■ **What this task involves**:
Reproduce the records verbatim, from their first line through the line that contains "table-cell: ~10,530,085원 [736, 459, 864, 499]", including both of those lines.

■ **Items in a dataset**:

========================================

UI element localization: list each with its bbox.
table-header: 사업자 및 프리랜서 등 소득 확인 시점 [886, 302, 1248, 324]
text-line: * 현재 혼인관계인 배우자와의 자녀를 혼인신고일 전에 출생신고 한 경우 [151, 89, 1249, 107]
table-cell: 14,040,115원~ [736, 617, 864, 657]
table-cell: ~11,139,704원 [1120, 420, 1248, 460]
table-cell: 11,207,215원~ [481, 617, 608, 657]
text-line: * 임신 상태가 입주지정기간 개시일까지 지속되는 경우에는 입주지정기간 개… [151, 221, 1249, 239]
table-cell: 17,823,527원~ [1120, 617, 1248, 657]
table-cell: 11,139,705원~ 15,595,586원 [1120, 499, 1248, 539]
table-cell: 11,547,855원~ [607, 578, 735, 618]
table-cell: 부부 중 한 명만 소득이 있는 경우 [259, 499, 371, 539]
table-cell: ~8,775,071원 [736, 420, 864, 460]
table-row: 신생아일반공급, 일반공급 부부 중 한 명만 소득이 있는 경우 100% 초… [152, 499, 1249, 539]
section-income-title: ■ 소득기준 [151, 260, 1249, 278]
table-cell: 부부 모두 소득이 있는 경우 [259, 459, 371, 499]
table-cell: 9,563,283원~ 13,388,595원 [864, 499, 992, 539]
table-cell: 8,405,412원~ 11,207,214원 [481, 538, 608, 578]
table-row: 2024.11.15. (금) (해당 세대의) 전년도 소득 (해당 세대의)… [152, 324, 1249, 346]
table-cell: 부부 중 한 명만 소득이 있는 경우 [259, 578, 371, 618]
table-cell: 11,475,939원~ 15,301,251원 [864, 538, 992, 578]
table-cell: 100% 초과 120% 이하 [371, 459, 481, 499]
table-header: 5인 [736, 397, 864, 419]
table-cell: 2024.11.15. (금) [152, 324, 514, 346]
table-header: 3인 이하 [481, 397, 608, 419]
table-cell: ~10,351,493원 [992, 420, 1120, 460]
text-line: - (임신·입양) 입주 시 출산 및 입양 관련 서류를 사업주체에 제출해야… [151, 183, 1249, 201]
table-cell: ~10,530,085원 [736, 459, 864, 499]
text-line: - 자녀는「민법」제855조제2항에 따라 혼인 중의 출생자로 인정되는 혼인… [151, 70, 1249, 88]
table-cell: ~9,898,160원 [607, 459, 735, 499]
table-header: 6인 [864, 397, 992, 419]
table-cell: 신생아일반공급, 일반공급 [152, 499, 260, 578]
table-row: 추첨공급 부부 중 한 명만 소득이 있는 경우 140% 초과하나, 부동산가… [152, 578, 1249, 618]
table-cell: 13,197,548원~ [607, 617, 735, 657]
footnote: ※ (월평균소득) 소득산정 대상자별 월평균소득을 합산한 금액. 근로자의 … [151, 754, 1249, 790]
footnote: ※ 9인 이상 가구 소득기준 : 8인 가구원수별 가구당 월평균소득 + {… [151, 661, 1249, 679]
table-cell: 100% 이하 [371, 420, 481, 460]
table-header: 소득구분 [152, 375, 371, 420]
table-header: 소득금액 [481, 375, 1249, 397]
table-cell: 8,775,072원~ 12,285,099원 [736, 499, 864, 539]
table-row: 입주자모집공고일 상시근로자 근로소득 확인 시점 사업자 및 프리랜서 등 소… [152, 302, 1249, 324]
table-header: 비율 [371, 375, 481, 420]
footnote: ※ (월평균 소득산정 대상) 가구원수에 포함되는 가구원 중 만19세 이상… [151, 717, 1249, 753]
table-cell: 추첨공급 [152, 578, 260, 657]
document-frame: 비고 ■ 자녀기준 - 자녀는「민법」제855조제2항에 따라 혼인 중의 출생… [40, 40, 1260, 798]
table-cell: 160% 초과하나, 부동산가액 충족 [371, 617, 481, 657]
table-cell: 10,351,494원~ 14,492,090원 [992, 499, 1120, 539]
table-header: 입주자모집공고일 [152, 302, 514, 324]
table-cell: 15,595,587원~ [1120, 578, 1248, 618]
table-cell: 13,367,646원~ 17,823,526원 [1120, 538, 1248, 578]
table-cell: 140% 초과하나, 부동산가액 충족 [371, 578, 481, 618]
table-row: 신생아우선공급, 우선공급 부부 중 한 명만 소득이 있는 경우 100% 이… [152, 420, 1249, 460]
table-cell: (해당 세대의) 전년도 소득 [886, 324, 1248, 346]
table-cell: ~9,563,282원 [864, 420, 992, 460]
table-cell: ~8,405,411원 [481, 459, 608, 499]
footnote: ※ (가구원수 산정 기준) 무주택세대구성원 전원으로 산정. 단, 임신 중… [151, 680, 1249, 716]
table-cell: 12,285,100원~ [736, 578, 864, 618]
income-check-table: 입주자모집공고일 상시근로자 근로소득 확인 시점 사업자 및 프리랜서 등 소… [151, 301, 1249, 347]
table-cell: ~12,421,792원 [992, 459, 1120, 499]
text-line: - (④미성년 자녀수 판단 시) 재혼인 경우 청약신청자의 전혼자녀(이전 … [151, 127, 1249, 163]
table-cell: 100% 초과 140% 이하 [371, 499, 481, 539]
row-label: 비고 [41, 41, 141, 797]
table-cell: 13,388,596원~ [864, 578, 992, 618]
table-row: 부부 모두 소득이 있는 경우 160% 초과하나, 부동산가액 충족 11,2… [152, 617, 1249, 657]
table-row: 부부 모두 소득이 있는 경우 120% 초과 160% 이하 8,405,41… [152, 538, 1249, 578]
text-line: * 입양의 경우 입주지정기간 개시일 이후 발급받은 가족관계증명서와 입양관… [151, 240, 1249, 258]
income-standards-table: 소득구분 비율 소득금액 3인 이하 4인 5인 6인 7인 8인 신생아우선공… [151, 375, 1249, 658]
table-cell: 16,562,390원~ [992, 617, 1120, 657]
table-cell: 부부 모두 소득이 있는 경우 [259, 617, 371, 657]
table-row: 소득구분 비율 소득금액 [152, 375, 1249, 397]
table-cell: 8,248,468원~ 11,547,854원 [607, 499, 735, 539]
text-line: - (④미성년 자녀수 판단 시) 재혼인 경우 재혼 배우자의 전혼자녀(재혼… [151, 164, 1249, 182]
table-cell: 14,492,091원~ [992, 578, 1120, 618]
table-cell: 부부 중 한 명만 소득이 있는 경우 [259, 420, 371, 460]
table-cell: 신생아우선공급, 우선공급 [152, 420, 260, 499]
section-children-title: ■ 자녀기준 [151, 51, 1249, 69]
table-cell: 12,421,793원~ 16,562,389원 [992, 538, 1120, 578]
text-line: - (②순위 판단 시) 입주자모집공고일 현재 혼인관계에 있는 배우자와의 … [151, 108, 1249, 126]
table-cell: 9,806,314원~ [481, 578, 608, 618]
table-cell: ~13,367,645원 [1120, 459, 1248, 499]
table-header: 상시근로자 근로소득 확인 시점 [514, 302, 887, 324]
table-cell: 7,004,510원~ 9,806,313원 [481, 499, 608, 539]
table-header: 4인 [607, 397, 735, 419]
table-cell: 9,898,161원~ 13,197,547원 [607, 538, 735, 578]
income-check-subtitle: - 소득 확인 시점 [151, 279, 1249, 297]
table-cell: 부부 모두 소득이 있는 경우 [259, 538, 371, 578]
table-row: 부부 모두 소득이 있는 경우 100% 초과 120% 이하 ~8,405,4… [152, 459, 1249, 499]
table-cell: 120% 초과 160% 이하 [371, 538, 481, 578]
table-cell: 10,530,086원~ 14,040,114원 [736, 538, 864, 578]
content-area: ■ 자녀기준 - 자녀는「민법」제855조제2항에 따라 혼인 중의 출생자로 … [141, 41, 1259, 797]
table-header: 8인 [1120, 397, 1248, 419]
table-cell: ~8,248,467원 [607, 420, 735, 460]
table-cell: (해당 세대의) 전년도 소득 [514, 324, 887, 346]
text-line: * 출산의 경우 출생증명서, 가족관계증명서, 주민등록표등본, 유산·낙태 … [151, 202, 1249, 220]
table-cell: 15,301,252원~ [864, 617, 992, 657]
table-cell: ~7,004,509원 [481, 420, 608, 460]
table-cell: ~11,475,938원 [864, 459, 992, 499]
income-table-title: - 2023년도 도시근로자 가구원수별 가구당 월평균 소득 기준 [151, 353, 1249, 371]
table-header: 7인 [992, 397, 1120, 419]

========================================

■ **The response**:
UI element localization: list each with its bbox.
table-header: 사업자 및 프리랜서 등 소득 확인 시점 [886, 302, 1248, 324]
text-line: * 현재 혼인관계인 배우자와의 자녀를 혼인신고일 전에 출생신고 한 경우 [151, 89, 1249, 107]
table-cell: 14,040,115원~ [736, 617, 864, 657]
table-cell: ~11,139,704원 [1120, 420, 1248, 460]
table-cell: 11,207,215원~ [481, 617, 608, 657]
text-line: * 임신 상태가 입주지정기간 개시일까지 지속되는 경우에는 입주지정기간 개… [151, 221, 1249, 239]
table-cell: 17,823,527원~ [1120, 617, 1248, 657]
table-cell: 11,139,705원~ 15,595,586원 [1120, 499, 1248, 539]
table-cell: 11,547,855원~ [607, 578, 735, 618]
table-cell: 부부 중 한 명만 소득이 있는 경우 [259, 499, 371, 539]
table-cell: ~8,775,071원 [736, 420, 864, 460]
table-row: 신생아일반공급, 일반공급 부부 중 한 명만 소득이 있는 경우 100% 초… [152, 499, 1249, 539]
section-income-title: ■ 소득기준 [151, 260, 1249, 278]
table-cell: 부부 모두 소득이 있는 경우 [259, 459, 371, 499]
table-cell: 9,563,283원~ 13,388,595원 [864, 499, 992, 539]
table-cell: 8,405,412원~ 11,207,214원 [481, 538, 608, 578]
table-row: 2024.11.15. (금) (해당 세대의) 전년도 소득 (해당 세대의)… [152, 324, 1249, 346]
table-cell: 부부 중 한 명만 소득이 있는 경우 [259, 578, 371, 618]
table-cell: 11,475,939원~ 15,301,251원 [864, 538, 992, 578]
table-cell: 100% 초과 120% 이하 [371, 459, 481, 499]
table-header: 5인 [736, 397, 864, 419]
table-cell: 2024.11.15. (금) [152, 324, 514, 346]
table-header: 3인 이하 [481, 397, 608, 419]
table-cell: ~10,351,493원 [992, 420, 1120, 460]
text-line: - (임신·입양) 입주 시 출산 및 입양 관련 서류를 사업주체에 제출해야… [151, 183, 1249, 201]
table-cell: ~10,530,085원 [736, 459, 864, 499]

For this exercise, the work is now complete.